MATERIAL |
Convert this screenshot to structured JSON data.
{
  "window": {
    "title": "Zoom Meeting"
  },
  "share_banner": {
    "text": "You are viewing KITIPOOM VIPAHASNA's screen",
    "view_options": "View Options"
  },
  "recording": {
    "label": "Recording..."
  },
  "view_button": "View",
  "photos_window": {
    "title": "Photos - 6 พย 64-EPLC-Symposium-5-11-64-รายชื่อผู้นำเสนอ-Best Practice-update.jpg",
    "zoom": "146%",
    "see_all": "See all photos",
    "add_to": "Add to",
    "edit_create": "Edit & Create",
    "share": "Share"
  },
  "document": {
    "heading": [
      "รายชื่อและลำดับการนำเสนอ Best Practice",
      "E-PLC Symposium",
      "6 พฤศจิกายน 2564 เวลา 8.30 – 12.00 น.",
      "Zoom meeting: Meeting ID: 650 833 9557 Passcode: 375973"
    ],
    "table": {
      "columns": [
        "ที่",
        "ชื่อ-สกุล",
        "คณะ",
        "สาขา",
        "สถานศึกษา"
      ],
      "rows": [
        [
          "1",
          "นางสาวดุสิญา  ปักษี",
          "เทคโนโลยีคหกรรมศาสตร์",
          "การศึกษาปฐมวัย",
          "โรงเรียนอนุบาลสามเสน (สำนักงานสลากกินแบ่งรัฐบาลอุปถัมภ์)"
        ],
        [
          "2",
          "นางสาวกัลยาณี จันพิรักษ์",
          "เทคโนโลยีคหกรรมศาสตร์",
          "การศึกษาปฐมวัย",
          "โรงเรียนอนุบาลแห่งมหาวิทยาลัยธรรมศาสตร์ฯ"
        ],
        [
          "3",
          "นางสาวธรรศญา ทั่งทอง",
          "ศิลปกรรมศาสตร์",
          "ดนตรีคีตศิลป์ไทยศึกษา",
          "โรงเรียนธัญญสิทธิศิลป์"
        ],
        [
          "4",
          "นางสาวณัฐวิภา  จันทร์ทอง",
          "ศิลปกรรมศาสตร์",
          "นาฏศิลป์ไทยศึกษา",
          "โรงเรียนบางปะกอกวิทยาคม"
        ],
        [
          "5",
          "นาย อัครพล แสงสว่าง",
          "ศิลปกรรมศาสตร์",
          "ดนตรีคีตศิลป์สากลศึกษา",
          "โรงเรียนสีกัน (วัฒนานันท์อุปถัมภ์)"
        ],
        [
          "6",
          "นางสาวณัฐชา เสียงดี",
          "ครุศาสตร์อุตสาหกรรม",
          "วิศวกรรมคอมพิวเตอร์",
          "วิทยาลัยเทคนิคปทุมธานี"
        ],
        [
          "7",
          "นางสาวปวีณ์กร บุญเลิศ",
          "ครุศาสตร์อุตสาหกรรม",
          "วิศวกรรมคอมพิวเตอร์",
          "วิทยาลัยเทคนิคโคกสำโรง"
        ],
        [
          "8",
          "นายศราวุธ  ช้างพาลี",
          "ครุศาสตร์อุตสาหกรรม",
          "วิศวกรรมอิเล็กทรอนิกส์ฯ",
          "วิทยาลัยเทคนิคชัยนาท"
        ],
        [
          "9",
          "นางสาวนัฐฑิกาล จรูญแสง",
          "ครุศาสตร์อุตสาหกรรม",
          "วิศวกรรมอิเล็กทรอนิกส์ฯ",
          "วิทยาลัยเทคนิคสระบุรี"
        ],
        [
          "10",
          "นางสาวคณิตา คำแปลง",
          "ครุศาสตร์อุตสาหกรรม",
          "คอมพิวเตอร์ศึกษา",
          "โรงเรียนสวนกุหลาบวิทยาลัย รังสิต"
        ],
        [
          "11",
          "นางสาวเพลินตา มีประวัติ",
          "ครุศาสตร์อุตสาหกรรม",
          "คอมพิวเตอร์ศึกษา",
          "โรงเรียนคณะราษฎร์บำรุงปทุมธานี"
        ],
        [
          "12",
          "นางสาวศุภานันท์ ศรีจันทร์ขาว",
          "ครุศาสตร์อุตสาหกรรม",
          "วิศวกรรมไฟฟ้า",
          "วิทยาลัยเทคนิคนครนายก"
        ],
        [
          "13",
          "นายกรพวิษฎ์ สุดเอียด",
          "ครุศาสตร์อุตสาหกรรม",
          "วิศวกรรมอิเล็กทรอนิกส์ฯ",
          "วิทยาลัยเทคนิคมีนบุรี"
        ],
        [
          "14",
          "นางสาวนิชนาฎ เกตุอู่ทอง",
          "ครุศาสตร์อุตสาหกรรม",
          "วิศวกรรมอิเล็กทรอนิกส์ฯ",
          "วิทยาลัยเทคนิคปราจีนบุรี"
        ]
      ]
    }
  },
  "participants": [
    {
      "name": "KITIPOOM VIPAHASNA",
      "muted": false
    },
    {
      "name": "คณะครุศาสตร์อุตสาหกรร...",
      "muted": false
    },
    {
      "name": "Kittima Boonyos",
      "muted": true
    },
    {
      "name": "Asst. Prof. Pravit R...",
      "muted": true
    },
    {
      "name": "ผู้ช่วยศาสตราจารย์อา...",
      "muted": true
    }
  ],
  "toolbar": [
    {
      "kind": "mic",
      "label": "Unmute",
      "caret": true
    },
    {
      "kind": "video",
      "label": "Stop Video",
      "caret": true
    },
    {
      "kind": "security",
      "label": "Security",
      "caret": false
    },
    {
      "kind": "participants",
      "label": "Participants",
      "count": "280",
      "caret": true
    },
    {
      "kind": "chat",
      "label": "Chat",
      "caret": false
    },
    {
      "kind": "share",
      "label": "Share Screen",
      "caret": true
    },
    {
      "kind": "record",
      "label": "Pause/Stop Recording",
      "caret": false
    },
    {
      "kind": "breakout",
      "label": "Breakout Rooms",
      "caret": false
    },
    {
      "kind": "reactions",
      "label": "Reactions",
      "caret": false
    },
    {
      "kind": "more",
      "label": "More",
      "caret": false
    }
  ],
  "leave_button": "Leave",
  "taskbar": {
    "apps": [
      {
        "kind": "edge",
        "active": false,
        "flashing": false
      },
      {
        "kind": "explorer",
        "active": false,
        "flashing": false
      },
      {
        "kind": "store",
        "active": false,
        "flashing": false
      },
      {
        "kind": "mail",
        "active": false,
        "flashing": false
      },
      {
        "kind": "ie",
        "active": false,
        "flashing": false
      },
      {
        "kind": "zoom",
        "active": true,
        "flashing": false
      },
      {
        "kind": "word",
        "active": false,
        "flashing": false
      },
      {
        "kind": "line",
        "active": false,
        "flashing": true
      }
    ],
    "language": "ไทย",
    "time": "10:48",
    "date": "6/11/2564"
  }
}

PROMPT |
Output the data above exactly, please, line for line.

TASK RESULT |
Convert this screenshot to structured JSON data.
{
  "window": {
    "title": "Zoom Meeting"
  },
  "share_banner": {
    "text": "You are viewing KITIPOOM VIPAHASNA's screen",
    "view_options": "View Options"
  },
  "recording": {
    "label": "Recording..."
  },
  "view_button": "View",
  "photos_window": {
    "title": "Photos - 6 พย 64-EPLC-Symposium-5-11-64-รายชื่อผู้นำเสนอ-Best Practice-update.jpg",
    "zoom": "146%",
    "see_all": "See all photos",
    "add_to": "Add to",
    "edit_create": "Edit & Create",
    "share": "Share"
  },
  "document": {
    "heading": [
      "รายชื่อและลำดับการนำเสนอ Best Practice",
      "E-PLC Symposium",
      "6 พฤศจิกายน 2564 เวลา 8.30 – 12.00 น.",
      "Zoom meeting: Meeting ID: 650 833 9557 Passcode: 375973"
    ],
    "table": {
      "columns": [
        "ที่",
        "ชื่อ-สกุล",
        "คณะ",
        "สาขา",
        "สถานศึกษา"
      ],
      "rows": [
        [
          "1",
          "นางสาวดุสิญา  ปักษี",
          "เทคโนโลยีคหกรรมศาสตร์",
          "การศึกษาปฐมวัย",
          "โรงเรียนอนุบาลสามเสน (สำนักงานสลากกินแบ่งรัฐบาลอุปถัมภ์)"
        ],
        [
          "2",
          "นางสาวกัลยาณี จันพิรักษ์",
          "เทคโนโลยีคหกรรมศาสตร์",
          "การศึกษาปฐมวัย",
          "โรงเรียนอนุบาลแห่งมหาวิทยาลัยธรรมศาสตร์ฯ"
        ],
        [
          "3",
          "นางสาวธรรศญา ทั่งทอง",
          "ศิลปกรรมศาสตร์",
          "ดนตรีคีตศิลป์ไทยศึกษา",
          "โรงเรียนธัญญสิทธิศิลป์"
        ],
        [
          "4",
          "นางสาวณัฐวิภา  จันทร์ทอง",
          "ศิลปกรรมศาสตร์",
          "นาฏศิลป์ไทยศึกษา",
          "โรงเรียนบางปะกอกวิทยาคม"
        ],
        [
          "5",
          "นาย อัครพล แสงสว่าง",
          "ศิลปกรรมศาสตร์",
          "ดนตรีคีตศิลป์สากลศึกษา",
          "โรงเรียนสีกัน (วัฒนานันท์อุปถัมภ์)"
        ],
        [
          "6",
          "นางสาวณัฐชา เสียงดี",
          "ครุศาสตร์อุตสาหกรรม",
          "วิศวกรรมคอมพิวเตอร์",
          "วิทยาลัยเทคนิคปทุมธานี"
        ],
        [
          "7",
          "นางสาวปวีณ์กร บุญเลิศ",
          "ครุศาสตร์อุตสาหกรรม",
          "วิศวกรรมคอมพิวเตอร์",
          "วิทยาลัยเทคนิคโคกสำโรง"
        ],
        [
          "8",
          "นายศราวุธ  ช้างพาลี",
          "ครุศาสตร์อุตสาหกรรม",
          "วิศวกรรมอิเล็กทรอนิกส์ฯ",
          "วิทยาลัยเทคนิคชัยนาท"
        ],
        [
          "9",
          "นางสาวนัฐฑิกาล จรูญแสง",
          "ครุศาสตร์อุตสาหกรรม",
          "วิศวกรรมอิเล็กทรอนิกส์ฯ",
          "วิทยาลัยเทคนิคสระบุรี"
        ],
        [
          "10",
          "นางสาวคณิตา คำแปลง",
          "ครุศาสตร์อุตสาหกรรม",
          "คอมพิวเตอร์ศึกษา",
          "โรงเรียนสวนกุหลาบวิทยาลัย รังสิต"
        ],
        [
          "11",
          "นางสาวเพลินตา มีประวัติ",
          "ครุศาสตร์อุตสาหกรรม",
          "คอมพิวเตอร์ศึกษา",
          "โรงเรียนคณะราษฎร์บำรุงปทุมธานี"
        ],
        [
          "12",
          "นางสาวศุภานันท์ ศรีจันทร์ขาว",
          "ครุศาสตร์อุตสาหกรรม",
          "วิศวกรรมไฟฟ้า",
          "วิทยาลัยเทคนิคนครนายก"
        ],
        [
          "13",
          "นายกรพวิษฎ์ สุดเอียด",
          "ครุศาสตร์อุตสาหกรรม",
          "วิศวกรรมอิเล็กทรอนิกส์ฯ",
          "วิทยาลัยเทคนิคมีนบุรี"
        ],
        [
          "14",
          "นางสาวนิชนาฎ เกตุอู่ทอง",
          "ครุศาสตร์อุตสาหกรรม",
          "วิศวกรรมอิเล็กทรอนิกส์ฯ",
          "วิทยาลัยเทคนิคปราจีนบุรี"
        ]
      ]
    }
  },
  "participants": [
    {
      "name": "KITIPOOM VIPAHASNA",
      "muted": false
    },
    {
      "name": "คณะครุศาสตร์อุตสาหกรร...",
      "muted": false
    },
    {
      "name": "Kittima Boonyos",
      "muted": true
    },
    {
      "name": "Asst. Prof. Pravit R...",
      "muted": true
    },
    {
      "name": "ผู้ช่วยศาสตราจารย์อา...",
      "muted": true
    }
  ],
  "toolbar": [
    {
      "kind": "mic",
      "label": "Unmute",
      "caret": true
    },
    {
      "kind": "video",
      "label": "Stop Video",
      "caret": true
    },
    {
      "kind": "security",
      "label": "Security",
      "caret": false
    },
    {
      "kind": "participants",
      "label": "Participants",
      "count": "280",
      "caret": true
    },
    {
      "kind": "chat",
      "label": "Chat",
      "caret": false
    },
    {
      "kind": "share",
      "label": "Share Screen",
      "caret": true
    },
    {
      "kind": "record",
      "label": "Pause/Stop Recording",
      "caret": false
    },
    {
      "kind": "breakout",
      "label": "Breakout Rooms",
      "caret": false
    },
    {
      "kind": "reactions",
      "label": "Reactions",
      "caret": false
    },
    {
      "kind": "more",
      "label": "More",
      "caret": false
    }
  ],
  "leave_button": "Leave",
  "taskbar": {
    "apps": [
      {
        "kind": "edge",
        "active": false,
        "flashing": false
      },
      {
        "kind": "explorer",
        "active": false,
        "flashing": false
      },
      {
        "kind": "store",
        "active": false,
        "flashing": false
      },
      {
        "kind": "mail",
        "active": false,
        "flashing": false
      },
      {
        "kind": "ie",
        "active": false,
        "flashing": false
      },
      {
        "kind": "zoom",
        "active": true,
        "flashing": false
      },
      {
        "kind": "word",
        "active": false,
        "flashing": false
      },
      {
        "kind": "line",
        "active": false,
        "flashing": true
      }
    ],
    "language": "ไทย",
    "time": "10:48",
    "date": "6/11/2564"
  }
}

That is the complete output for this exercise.